Figure dataset records:
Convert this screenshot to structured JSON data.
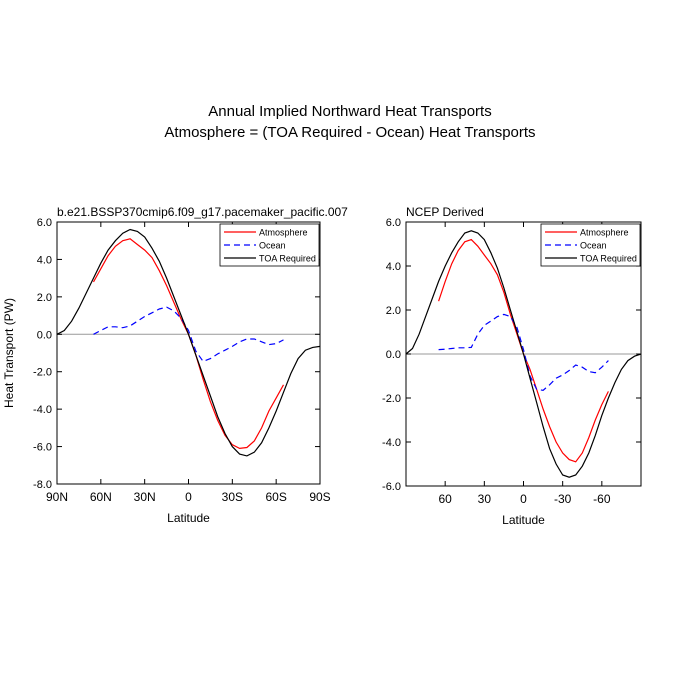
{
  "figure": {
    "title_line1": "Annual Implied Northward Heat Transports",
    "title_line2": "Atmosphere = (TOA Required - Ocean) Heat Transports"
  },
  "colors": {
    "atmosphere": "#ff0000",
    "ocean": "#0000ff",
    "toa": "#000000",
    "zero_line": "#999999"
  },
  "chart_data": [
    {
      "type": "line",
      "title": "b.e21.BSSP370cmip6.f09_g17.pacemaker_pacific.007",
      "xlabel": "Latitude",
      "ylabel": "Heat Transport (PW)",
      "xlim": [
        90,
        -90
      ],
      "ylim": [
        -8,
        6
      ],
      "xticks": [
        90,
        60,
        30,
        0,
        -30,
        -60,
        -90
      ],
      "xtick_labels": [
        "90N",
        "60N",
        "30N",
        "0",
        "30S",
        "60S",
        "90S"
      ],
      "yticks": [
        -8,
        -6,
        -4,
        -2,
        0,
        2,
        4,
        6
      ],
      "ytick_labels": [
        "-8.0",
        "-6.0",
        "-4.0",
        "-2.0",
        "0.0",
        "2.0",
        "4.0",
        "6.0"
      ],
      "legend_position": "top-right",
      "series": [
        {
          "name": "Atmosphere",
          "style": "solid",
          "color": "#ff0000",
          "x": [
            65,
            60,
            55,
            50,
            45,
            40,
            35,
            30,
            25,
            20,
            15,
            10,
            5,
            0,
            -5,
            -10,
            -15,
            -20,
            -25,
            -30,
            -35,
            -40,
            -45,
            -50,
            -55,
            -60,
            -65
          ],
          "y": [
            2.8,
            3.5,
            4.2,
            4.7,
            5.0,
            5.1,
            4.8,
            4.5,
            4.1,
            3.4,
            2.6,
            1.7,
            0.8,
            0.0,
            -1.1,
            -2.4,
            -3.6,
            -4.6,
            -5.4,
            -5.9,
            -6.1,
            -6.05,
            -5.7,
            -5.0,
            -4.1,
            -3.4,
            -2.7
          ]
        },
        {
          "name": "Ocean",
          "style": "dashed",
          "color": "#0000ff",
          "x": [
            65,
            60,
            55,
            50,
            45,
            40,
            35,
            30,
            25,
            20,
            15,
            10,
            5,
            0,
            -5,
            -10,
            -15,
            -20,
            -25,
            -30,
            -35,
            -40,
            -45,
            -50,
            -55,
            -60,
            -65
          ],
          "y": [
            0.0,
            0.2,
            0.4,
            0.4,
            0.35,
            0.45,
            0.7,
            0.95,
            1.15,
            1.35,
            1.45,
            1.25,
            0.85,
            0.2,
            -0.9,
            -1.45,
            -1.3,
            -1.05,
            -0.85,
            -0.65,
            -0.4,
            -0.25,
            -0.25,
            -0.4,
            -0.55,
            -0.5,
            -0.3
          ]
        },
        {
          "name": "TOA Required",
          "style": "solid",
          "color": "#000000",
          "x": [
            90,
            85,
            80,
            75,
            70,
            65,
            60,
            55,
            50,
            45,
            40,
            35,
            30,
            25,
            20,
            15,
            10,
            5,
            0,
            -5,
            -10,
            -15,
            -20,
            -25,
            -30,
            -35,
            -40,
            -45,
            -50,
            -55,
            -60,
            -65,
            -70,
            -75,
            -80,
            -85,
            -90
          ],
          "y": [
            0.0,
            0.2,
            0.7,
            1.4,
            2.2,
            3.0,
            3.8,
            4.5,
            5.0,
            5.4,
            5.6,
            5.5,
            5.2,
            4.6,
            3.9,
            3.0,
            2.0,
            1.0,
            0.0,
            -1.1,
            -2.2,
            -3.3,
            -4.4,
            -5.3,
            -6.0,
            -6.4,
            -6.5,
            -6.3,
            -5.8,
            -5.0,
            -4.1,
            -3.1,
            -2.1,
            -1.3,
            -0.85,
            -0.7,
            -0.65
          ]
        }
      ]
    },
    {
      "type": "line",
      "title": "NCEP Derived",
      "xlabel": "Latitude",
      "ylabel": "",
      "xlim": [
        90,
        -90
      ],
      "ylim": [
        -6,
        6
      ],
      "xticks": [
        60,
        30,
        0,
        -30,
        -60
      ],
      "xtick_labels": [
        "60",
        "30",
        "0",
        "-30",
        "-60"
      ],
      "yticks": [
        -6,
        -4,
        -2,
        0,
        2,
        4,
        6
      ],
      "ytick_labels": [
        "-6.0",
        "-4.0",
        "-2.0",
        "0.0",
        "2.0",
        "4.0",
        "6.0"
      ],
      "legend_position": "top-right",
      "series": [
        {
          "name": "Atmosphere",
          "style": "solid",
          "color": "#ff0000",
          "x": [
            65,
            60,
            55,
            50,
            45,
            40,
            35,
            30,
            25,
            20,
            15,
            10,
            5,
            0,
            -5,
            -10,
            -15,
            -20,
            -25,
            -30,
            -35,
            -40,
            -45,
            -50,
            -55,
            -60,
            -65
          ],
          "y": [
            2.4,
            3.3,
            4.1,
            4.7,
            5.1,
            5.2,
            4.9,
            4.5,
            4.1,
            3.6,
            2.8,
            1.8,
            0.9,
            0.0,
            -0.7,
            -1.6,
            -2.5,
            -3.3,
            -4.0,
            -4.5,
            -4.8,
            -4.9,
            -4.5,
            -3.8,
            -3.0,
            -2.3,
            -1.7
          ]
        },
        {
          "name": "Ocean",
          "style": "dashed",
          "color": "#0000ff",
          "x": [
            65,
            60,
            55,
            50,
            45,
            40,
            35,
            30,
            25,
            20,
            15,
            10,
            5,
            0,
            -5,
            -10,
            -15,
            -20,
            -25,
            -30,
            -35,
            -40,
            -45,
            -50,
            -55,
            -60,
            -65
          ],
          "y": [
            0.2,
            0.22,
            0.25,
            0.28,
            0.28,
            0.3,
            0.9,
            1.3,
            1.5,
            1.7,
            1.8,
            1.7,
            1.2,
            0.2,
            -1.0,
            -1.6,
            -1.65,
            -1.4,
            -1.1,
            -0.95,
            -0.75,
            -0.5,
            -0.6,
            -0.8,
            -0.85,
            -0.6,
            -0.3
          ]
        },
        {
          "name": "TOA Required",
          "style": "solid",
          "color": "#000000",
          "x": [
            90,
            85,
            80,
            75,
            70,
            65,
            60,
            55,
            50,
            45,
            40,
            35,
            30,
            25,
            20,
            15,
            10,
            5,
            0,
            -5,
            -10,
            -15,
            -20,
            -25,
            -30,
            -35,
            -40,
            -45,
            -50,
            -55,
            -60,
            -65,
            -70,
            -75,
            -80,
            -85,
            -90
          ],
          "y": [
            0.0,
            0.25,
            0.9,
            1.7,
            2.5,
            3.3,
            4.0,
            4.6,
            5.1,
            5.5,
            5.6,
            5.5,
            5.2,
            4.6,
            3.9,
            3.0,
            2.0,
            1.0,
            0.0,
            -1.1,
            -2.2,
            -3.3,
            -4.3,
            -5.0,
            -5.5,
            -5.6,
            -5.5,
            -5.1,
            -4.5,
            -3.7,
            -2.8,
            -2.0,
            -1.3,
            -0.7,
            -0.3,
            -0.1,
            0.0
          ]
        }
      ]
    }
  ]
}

* **Problem**
Output every entry word for word, but omit the pictures.

* **Exercise result**
Convert this screenshot to structured JSON data.
{
  "figure": {
    "title_line1": "Annual Implied Northward Heat Transports",
    "title_line2": "Atmosphere = (TOA Required - Ocean) Heat Transports"
  },
  "colors": {
    "atmosphere": "#ff0000",
    "ocean": "#0000ff",
    "toa": "#000000",
    "zero_line": "#999999"
  },
  "chart_data": [
    {
      "type": "line",
      "title": "b.e21.BSSP370cmip6.f09_g17.pacemaker_pacific.007",
      "xlabel": "Latitude",
      "ylabel": "Heat Transport (PW)",
      "xlim": [
        90,
        -90
      ],
      "ylim": [
        -8,
        6
      ],
      "xticks": [
        90,
        60,
        30,
        0,
        -30,
        -60,
        -90
      ],
      "xtick_labels": [
        "90N",
        "60N",
        "30N",
        "0",
        "30S",
        "60S",
        "90S"
      ],
      "yticks": [
        -8,
        -6,
        -4,
        -2,
        0,
        2,
        4,
        6
      ],
      "ytick_labels": [
        "-8.0",
        "-6.0",
        "-4.0",
        "-2.0",
        "0.0",
        "2.0",
        "4.0",
        "6.0"
      ],
      "legend_position": "top-right",
      "series": [
        {
          "name": "Atmosphere",
          "style": "solid",
          "color": "#ff0000",
          "x": [
            65,
            60,
            55,
            50,
            45,
            40,
            35,
            30,
            25,
            20,
            15,
            10,
            5,
            0,
            -5,
            -10,
            -15,
            -20,
            -25,
            -30,
            -35,
            -40,
            -45,
            -50,
            -55,
            -60,
            -65
          ],
          "y": [
            2.8,
            3.5,
            4.2,
            4.7,
            5.0,
            5.1,
            4.8,
            4.5,
            4.1,
            3.4,
            2.6,
            1.7,
            0.8,
            0.0,
            -1.1,
            -2.4,
            -3.6,
            -4.6,
            -5.4,
            -5.9,
            -6.1,
            -6.05,
            -5.7,
            -5.0,
            -4.1,
            -3.4,
            -2.7
          ]
        },
        {
          "name": "Ocean",
          "style": "dashed",
          "color": "#0000ff",
          "x": [
            65,
            60,
            55,
            50,
            45,
            40,
            35,
            30,
            25,
            20,
            15,
            10,
            5,
            0,
            -5,
            -10,
            -15,
            -20,
            -25,
            -30,
            -35,
            -40,
            -45,
            -50,
            -55,
            -60,
            -65
          ],
          "y": [
            0.0,
            0.2,
            0.4,
            0.4,
            0.35,
            0.45,
            0.7,
            0.95,
            1.15,
            1.35,
            1.45,
            1.25,
            0.85,
            0.2,
            -0.9,
            -1.45,
            -1.3,
            -1.05,
            -0.85,
            -0.65,
            -0.4,
            -0.25,
            -0.25,
            -0.4,
            -0.55,
            -0.5,
            -0.3
          ]
        },
        {
          "name": "TOA Required",
          "style": "solid",
          "color": "#000000",
          "x": [
            90,
            85,
            80,
            75,
            70,
            65,
            60,
            55,
            50,
            45,
            40,
            35,
            30,
            25,
            20,
            15,
            10,
            5,
            0,
            -5,
            -10,
            -15,
            -20,
            -25,
            -30,
            -35,
            -40,
            -45,
            -50,
            -55,
            -60,
            -65,
            -70,
            -75,
            -80,
            -85,
            -90
          ],
          "y": [
            0.0,
            0.2,
            0.7,
            1.4,
            2.2,
            3.0,
            3.8,
            4.5,
            5.0,
            5.4,
            5.6,
            5.5,
            5.2,
            4.6,
            3.9,
            3.0,
            2.0,
            1.0,
            0.0,
            -1.1,
            -2.2,
            -3.3,
            -4.4,
            -5.3,
            -6.0,
            -6.4,
            -6.5,
            -6.3,
            -5.8,
            -5.0,
            -4.1,
            -3.1,
            -2.1,
            -1.3,
            -0.85,
            -0.7,
            -0.65
          ]
        }
      ]
    },
    {
      "type": "line",
      "title": "NCEP Derived",
      "xlabel": "Latitude",
      "ylabel": "",
      "xlim": [
        90,
        -90
      ],
      "ylim": [
        -6,
        6
      ],
      "xticks": [
        60,
        30,
        0,
        -30,
        -60
      ],
      "xtick_labels": [
        "60",
        "30",
        "0",
        "-30",
        "-60"
      ],
      "yticks": [
        -6,
        -4,
        -2,
        0,
        2,
        4,
        6
      ],
      "ytick_labels": [
        "-6.0",
        "-4.0",
        "-2.0",
        "0.0",
        "2.0",
        "4.0",
        "6.0"
      ],
      "legend_position": "top-right",
      "series": [
        {
          "name": "Atmosphere",
          "style": "solid",
          "color": "#ff0000",
          "x": [
            65,
            60,
            55,
            50,
            45,
            40,
            35,
            30,
            25,
            20,
            15,
            10,
            5,
            0,
            -5,
            -10,
            -15,
            -20,
            -25,
            -30,
            -35,
            -40,
            -45,
            -50,
            -55,
            -60,
            -65
          ],
          "y": [
            2.4,
            3.3,
            4.1,
            4.7,
            5.1,
            5.2,
            4.9,
            4.5,
            4.1,
            3.6,
            2.8,
            1.8,
            0.9,
            0.0,
            -0.7,
            -1.6,
            -2.5,
            -3.3,
            -4.0,
            -4.5,
            -4.8,
            -4.9,
            -4.5,
            -3.8,
            -3.0,
            -2.3,
            -1.7
          ]
        },
        {
          "name": "Ocean",
          "style": "dashed",
          "color": "#0000ff",
          "x": [
            65,
            60,
            55,
            50,
            45,
            40,
            35,
            30,
            25,
            20,
            15,
            10,
            5,
            0,
            -5,
            -10,
            -15,
            -20,
            -25,
            -30,
            -35,
            -40,
            -45,
            -50,
            -55,
            -60,
            -65
          ],
          "y": [
            0.2,
            0.22,
            0.25,
            0.28,
            0.28,
            0.3,
            0.9,
            1.3,
            1.5,
            1.7,
            1.8,
            1.7,
            1.2,
            0.2,
            -1.0,
            -1.6,
            -1.65,
            -1.4,
            -1.1,
            -0.95,
            -0.75,
            -0.5,
            -0.6,
            -0.8,
            -0.85,
            -0.6,
            -0.3
          ]
        },
        {
          "name": "TOA Required",
          "style": "solid",
          "color": "#000000",
          "x": [
            90,
            85,
            80,
            75,
            70,
            65,
            60,
            55,
            50,
            45,
            40,
            35,
            30,
            25,
            20,
            15,
            10,
            5,
            0,
            -5,
            -10,
            -15,
            -20,
            -25,
            -30,
            -35,
            -40,
            -45,
            -50,
            -55,
            -60,
            -65,
            -70,
            -75,
            -80,
            -85,
            -90
          ],
          "y": [
            0.0,
            0.25,
            0.9,
            1.7,
            2.5,
            3.3,
            4.0,
            4.6,
            5.1,
            5.5,
            5.6,
            5.5,
            5.2,
            4.6,
            3.9,
            3.0,
            2.0,
            1.0,
            0.0,
            -1.1,
            -2.2,
            -3.3,
            -4.3,
            -5.0,
            -5.5,
            -5.6,
            -5.5,
            -5.1,
            -4.5,
            -3.7,
            -2.8,
            -2.0,
            -1.3,
            -0.7,
            -0.3,
            -0.1,
            0.0
          ]
        }
      ]
    }
  ]
}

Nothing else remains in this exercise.